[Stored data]
:::::
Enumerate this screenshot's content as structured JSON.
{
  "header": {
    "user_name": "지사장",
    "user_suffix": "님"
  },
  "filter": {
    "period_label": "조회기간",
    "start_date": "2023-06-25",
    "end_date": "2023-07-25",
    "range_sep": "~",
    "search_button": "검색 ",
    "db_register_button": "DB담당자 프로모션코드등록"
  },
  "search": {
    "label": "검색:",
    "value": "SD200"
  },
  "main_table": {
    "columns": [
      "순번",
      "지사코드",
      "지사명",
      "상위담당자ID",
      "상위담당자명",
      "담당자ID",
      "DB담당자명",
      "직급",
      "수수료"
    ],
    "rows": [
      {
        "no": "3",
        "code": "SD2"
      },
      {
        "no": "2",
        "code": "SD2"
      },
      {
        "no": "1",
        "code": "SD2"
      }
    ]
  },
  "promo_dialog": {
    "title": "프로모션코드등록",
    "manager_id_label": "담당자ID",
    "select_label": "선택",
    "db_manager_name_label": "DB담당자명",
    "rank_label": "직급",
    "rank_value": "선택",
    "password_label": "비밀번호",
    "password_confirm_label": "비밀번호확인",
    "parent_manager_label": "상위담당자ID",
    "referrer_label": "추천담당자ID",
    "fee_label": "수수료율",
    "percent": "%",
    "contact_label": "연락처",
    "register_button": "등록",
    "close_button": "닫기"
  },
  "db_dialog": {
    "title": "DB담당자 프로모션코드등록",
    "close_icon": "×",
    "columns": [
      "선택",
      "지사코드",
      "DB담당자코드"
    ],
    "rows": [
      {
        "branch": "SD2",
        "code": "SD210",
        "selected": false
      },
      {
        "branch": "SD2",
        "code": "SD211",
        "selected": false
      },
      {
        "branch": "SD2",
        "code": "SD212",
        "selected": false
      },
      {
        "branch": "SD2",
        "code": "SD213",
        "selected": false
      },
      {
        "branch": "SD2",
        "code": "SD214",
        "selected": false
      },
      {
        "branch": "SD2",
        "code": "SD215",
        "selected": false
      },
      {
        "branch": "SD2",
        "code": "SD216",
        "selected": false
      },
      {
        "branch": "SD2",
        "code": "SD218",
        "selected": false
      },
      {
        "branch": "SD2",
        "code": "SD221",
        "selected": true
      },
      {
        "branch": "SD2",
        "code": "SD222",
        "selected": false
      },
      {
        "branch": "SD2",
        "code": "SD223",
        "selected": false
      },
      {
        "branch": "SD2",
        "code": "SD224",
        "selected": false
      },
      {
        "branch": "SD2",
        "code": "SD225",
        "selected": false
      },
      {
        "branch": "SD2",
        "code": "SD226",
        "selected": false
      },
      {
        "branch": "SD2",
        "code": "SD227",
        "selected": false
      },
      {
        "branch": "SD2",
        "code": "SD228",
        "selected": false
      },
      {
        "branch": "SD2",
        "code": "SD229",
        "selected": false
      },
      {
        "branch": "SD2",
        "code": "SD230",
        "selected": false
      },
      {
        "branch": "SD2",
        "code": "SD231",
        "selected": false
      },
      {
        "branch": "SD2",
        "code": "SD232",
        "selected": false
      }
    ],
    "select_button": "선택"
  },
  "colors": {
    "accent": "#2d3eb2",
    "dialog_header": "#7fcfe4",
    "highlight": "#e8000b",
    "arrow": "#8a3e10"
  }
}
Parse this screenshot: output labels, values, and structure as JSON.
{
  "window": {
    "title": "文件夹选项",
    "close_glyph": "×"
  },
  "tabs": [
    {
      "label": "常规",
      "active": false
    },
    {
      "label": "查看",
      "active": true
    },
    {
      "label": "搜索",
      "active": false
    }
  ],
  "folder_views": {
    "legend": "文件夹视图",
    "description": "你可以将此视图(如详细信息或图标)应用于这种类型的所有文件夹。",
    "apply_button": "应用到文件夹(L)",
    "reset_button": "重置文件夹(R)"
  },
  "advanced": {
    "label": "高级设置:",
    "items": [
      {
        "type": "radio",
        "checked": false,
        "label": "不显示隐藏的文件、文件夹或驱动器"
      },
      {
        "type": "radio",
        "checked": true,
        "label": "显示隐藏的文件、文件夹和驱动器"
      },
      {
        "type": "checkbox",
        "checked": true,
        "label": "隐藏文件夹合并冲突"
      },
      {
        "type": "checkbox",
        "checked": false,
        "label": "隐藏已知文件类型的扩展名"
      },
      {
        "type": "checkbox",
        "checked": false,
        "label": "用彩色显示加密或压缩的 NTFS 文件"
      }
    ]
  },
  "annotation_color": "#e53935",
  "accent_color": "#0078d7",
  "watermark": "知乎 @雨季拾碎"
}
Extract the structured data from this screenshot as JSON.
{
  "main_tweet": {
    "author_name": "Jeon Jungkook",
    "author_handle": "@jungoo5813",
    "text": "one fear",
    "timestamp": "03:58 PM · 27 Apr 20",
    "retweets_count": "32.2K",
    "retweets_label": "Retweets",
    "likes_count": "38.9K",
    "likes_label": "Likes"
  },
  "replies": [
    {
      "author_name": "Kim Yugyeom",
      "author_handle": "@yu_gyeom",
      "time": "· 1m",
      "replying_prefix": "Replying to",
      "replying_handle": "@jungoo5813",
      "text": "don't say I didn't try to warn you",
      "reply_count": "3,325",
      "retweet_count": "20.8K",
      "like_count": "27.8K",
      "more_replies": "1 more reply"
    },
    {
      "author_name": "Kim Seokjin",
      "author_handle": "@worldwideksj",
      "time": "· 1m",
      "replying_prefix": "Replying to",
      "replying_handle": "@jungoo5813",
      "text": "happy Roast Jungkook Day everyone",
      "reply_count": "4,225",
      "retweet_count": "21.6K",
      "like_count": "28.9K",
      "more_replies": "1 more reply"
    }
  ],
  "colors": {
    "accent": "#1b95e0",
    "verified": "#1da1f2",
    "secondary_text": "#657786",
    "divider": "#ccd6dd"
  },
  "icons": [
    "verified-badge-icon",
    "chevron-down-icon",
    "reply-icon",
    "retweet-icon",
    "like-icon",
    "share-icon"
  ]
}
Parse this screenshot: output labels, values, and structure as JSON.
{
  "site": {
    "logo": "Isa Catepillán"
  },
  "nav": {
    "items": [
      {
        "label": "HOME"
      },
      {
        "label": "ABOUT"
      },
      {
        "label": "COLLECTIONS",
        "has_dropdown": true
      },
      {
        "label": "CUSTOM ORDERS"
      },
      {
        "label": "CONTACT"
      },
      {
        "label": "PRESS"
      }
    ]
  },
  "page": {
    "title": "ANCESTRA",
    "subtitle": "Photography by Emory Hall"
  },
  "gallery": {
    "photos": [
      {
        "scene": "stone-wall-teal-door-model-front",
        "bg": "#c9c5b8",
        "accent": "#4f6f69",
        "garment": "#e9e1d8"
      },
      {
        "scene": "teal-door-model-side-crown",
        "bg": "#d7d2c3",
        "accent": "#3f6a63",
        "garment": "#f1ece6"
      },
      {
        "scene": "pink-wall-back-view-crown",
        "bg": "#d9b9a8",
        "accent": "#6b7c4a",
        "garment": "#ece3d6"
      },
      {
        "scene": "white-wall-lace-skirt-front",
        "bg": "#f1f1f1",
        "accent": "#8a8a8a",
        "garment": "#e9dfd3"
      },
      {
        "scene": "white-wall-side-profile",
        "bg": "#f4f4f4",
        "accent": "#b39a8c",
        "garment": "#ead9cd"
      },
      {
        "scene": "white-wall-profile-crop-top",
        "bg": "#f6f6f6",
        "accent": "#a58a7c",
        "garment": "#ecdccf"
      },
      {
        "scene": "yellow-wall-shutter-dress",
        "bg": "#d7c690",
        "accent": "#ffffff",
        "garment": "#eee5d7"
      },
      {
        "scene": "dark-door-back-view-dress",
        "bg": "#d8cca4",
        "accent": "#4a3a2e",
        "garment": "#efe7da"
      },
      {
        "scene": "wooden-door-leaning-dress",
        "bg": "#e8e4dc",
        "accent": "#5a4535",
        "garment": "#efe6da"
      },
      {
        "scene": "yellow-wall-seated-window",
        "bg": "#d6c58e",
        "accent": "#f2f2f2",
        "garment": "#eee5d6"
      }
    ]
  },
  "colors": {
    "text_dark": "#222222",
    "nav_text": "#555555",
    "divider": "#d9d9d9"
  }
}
:::::
INSTRUCTIONS TO FOLLOW >> Copy all lines above containing the string "profile".

REPLY >>
        "scene": "white-wall-side-profile",
        "scene": "white-wall-profile-crop-top",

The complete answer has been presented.